What is the count of lines that hold the word "data"? Give only the number.

§ The records
-----
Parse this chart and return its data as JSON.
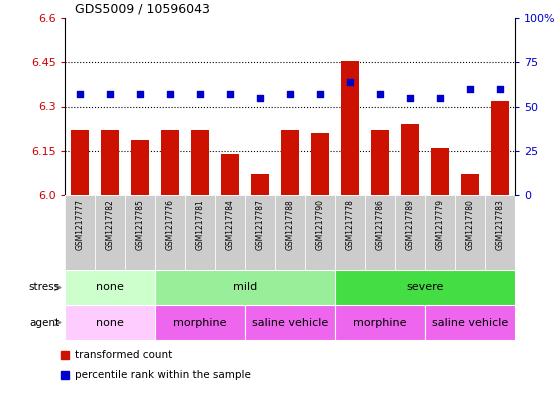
{
  "title": "GDS5009 / 10596043",
  "samples": [
    "GSM1217777",
    "GSM1217782",
    "GSM1217785",
    "GSM1217776",
    "GSM1217781",
    "GSM1217784",
    "GSM1217787",
    "GSM1217788",
    "GSM1217790",
    "GSM1217778",
    "GSM1217786",
    "GSM1217789",
    "GSM1217779",
    "GSM1217780",
    "GSM1217783"
  ],
  "bar_values": [
    6.22,
    6.22,
    6.185,
    6.22,
    6.22,
    6.14,
    6.07,
    6.22,
    6.21,
    6.455,
    6.22,
    6.24,
    6.16,
    6.07,
    6.32
  ],
  "dot_values": [
    57,
    57,
    57,
    57,
    57,
    57,
    55,
    57,
    57,
    64,
    57,
    55,
    55,
    60,
    60
  ],
  "bar_color": "#cc1100",
  "dot_color": "#0000cc",
  "ymin": 6.0,
  "ymax": 6.6,
  "yticks_left": [
    6.0,
    6.15,
    6.3,
    6.45,
    6.6
  ],
  "yticks_right": [
    0,
    25,
    50,
    75,
    100
  ],
  "hlines": [
    6.15,
    6.3,
    6.45
  ],
  "stress_groups": [
    {
      "label": "none",
      "start": 0,
      "end": 3,
      "color": "#ccffcc"
    },
    {
      "label": "mild",
      "start": 3,
      "end": 9,
      "color": "#88ee88"
    },
    {
      "label": "severe",
      "start": 9,
      "end": 15,
      "color": "#44dd44"
    }
  ],
  "agent_groups": [
    {
      "label": "none",
      "start": 0,
      "end": 3,
      "color": "#ffccff"
    },
    {
      "label": "morphine",
      "start": 3,
      "end": 6,
      "color": "#ee66ee"
    },
    {
      "label": "saline vehicle",
      "start": 6,
      "end": 9,
      "color": "#ee66ee"
    },
    {
      "label": "morphine",
      "start": 9,
      "end": 12,
      "color": "#ee66ee"
    },
    {
      "label": "saline vehicle",
      "start": 12,
      "end": 15,
      "color": "#ee66ee"
    }
  ],
  "legend_bar_label": "transformed count",
  "legend_dot_label": "percentile rank within the sample",
  "stress_label": "stress",
  "agent_label": "agent",
  "xlbl_bg_color": "#d0d0d0",
  "stress_label_color": "#555555",
  "agent_label_color": "#555555"
}
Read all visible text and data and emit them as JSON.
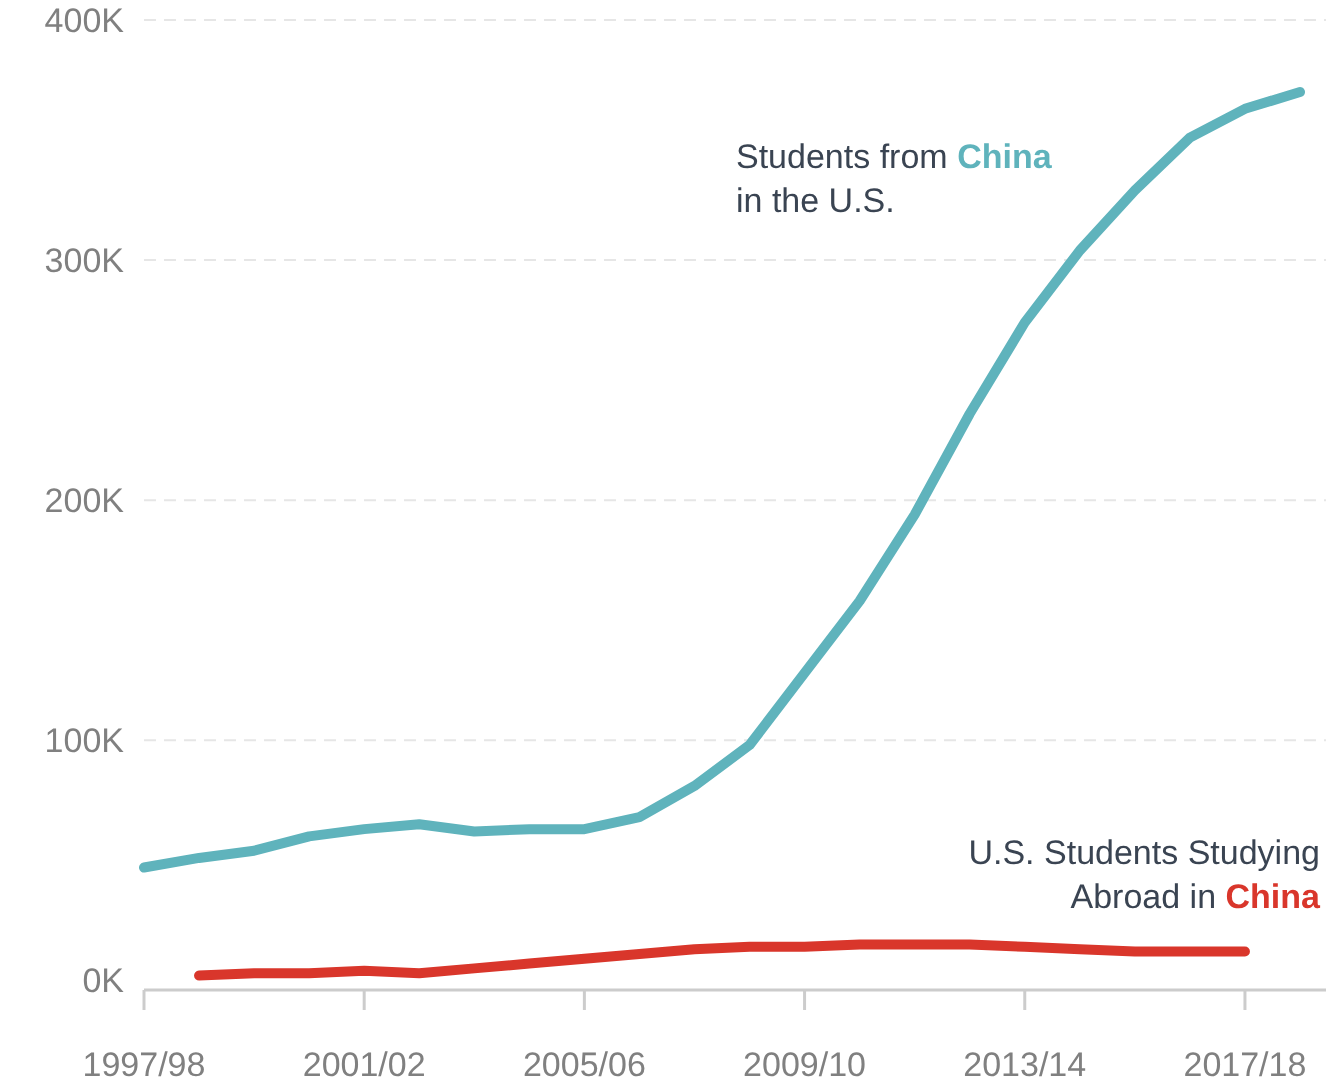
-----
§ Task response
2